Check every line of the material below for the string "Elijah", and return the ones that have it.

>> Start Records to process

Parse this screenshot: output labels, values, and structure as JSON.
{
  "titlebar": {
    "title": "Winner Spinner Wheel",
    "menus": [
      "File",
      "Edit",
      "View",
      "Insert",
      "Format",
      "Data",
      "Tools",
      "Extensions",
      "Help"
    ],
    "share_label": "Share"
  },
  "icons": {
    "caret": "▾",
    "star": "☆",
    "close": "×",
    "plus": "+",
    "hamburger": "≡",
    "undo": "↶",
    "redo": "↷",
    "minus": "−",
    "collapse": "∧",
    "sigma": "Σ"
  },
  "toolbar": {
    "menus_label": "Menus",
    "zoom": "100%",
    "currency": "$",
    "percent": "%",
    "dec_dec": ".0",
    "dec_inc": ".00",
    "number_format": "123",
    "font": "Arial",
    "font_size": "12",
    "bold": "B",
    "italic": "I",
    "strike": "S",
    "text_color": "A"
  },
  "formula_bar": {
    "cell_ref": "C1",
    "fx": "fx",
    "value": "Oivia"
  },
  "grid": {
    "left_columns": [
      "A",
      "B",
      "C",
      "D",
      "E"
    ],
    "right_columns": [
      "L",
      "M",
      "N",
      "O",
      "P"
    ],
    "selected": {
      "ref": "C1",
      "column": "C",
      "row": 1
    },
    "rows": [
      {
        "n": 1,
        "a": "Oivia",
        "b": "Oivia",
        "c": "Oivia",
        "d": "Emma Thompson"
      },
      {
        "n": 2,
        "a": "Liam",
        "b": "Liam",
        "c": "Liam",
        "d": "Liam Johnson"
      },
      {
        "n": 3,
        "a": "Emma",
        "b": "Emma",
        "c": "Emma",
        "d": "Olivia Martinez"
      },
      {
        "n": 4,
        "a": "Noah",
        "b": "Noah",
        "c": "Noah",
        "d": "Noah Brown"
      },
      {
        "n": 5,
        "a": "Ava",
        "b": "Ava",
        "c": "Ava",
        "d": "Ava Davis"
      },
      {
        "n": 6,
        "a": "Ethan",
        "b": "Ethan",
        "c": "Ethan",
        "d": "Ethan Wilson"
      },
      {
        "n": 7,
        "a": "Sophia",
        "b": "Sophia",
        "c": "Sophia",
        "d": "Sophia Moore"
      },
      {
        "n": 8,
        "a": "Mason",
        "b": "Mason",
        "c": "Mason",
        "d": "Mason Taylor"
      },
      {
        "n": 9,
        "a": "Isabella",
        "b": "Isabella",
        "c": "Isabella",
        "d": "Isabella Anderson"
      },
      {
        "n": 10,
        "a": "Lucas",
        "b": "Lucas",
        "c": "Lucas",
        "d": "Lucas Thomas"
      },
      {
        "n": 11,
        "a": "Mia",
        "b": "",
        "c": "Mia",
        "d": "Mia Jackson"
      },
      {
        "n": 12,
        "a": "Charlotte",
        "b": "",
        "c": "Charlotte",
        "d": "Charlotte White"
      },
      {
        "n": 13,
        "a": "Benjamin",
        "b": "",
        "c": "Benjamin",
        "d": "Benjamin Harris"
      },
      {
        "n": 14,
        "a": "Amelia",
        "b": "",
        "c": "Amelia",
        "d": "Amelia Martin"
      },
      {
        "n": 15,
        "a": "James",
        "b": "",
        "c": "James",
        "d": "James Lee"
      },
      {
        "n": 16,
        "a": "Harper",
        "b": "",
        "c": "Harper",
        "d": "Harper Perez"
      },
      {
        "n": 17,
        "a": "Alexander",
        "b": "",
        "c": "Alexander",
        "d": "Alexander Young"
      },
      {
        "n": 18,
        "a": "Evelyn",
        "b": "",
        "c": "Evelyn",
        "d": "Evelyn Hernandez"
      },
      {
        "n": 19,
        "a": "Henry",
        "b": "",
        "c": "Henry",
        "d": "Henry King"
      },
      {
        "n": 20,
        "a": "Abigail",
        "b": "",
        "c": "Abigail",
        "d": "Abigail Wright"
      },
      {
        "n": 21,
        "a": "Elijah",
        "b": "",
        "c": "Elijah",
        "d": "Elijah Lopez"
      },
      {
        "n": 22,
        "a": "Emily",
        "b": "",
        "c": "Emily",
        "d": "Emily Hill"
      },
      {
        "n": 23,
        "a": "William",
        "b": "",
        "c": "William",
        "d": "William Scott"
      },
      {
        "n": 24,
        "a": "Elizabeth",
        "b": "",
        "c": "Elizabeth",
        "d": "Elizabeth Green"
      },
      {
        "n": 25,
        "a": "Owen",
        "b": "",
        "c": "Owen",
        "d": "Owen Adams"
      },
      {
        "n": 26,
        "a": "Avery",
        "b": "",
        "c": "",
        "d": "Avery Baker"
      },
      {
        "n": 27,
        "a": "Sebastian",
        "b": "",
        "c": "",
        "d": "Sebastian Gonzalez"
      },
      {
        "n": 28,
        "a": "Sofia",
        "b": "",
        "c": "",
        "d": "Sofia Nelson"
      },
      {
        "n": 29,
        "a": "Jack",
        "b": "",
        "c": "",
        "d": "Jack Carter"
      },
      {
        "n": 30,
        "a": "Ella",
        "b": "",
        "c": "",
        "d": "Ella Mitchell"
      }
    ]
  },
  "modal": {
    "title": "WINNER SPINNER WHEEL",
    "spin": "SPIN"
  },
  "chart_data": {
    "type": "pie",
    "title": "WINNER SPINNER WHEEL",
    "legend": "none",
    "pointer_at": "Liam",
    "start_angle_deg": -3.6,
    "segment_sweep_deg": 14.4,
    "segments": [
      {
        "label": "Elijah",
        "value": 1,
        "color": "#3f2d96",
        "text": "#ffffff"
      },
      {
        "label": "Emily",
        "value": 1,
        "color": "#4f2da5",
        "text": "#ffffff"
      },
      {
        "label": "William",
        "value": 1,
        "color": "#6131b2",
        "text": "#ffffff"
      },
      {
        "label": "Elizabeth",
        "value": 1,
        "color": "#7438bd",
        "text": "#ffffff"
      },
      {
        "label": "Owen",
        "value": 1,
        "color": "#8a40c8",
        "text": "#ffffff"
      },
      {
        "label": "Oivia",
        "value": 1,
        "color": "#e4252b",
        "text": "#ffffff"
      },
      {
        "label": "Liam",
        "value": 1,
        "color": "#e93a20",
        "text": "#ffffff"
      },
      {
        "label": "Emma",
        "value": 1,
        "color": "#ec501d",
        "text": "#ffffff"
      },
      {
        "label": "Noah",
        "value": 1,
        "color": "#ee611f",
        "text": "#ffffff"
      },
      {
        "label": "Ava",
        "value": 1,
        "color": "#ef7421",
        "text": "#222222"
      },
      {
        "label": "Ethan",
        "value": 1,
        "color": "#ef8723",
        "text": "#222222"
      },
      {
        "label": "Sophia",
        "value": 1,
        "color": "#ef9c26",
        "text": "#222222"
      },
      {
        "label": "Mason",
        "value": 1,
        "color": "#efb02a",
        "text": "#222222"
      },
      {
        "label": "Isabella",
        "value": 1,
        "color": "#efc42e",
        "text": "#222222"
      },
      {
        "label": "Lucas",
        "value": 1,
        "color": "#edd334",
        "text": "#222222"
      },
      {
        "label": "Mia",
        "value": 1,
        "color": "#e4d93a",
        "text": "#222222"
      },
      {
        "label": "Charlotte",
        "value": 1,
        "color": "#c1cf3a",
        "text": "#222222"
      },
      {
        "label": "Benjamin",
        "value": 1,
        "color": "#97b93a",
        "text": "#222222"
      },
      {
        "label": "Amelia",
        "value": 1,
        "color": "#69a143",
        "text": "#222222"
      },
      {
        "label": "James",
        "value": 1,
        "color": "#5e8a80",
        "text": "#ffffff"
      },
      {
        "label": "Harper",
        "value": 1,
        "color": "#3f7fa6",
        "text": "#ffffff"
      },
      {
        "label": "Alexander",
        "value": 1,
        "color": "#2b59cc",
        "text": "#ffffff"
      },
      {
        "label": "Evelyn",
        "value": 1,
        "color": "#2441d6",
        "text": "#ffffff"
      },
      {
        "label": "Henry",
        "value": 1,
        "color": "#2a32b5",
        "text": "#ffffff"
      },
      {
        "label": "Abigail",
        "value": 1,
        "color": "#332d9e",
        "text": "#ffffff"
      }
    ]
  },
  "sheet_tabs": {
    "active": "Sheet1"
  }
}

>> End Records to process

## Exercise solution:
        "a": "Elijah",
        "c": "Elijah",
        "d": "Elijah Lopez"
        "label": "Elijah",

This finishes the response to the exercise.